Find the string "color" in the data, then copy every line where it is found.

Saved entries
######
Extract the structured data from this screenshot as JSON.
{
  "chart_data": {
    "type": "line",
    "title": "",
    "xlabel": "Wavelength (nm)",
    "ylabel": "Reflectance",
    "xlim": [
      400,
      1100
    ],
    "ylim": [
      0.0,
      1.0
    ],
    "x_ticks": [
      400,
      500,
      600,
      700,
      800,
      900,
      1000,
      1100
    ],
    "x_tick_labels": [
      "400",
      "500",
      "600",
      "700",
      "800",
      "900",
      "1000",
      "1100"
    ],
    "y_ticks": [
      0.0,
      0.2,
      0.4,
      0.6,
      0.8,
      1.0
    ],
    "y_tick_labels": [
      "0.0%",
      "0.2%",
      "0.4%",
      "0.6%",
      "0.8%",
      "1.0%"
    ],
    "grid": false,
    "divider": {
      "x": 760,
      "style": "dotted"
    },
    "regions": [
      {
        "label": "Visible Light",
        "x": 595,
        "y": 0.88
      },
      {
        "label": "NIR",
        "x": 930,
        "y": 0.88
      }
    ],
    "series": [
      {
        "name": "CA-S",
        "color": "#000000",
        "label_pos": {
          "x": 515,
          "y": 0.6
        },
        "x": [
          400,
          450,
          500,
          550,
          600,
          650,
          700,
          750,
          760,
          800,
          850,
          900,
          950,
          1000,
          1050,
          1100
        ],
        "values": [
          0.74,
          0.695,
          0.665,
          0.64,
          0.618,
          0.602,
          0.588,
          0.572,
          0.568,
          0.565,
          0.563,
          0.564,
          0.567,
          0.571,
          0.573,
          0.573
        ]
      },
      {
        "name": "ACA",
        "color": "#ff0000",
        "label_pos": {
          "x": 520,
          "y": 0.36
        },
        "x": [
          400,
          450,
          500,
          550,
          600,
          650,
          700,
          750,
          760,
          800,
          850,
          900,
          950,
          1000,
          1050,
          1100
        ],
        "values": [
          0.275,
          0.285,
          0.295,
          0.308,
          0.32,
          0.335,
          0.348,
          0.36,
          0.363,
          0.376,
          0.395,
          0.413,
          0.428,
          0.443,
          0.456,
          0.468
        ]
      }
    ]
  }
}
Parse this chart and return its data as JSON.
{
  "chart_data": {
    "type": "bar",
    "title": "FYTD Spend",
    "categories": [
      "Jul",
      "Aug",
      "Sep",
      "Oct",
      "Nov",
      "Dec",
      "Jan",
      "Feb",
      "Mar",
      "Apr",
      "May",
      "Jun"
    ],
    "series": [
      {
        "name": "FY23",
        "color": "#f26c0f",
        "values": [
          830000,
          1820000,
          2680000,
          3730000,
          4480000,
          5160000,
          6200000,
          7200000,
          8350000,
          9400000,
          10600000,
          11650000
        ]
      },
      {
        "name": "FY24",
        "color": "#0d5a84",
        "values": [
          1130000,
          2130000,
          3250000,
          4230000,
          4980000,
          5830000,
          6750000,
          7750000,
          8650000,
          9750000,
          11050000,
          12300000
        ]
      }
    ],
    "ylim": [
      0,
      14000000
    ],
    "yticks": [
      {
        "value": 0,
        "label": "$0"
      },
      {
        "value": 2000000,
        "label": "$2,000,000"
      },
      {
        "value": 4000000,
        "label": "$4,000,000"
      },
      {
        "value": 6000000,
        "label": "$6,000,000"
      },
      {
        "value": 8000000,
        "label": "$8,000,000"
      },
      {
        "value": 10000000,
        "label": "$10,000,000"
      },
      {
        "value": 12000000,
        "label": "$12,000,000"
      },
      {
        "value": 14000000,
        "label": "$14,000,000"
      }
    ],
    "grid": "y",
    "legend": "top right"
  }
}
######
- [Answer in full]:
        "color": "#000000",
        "color": "#ff0000",
        "color": "#f26c0f",
        "color": "#0d5a84",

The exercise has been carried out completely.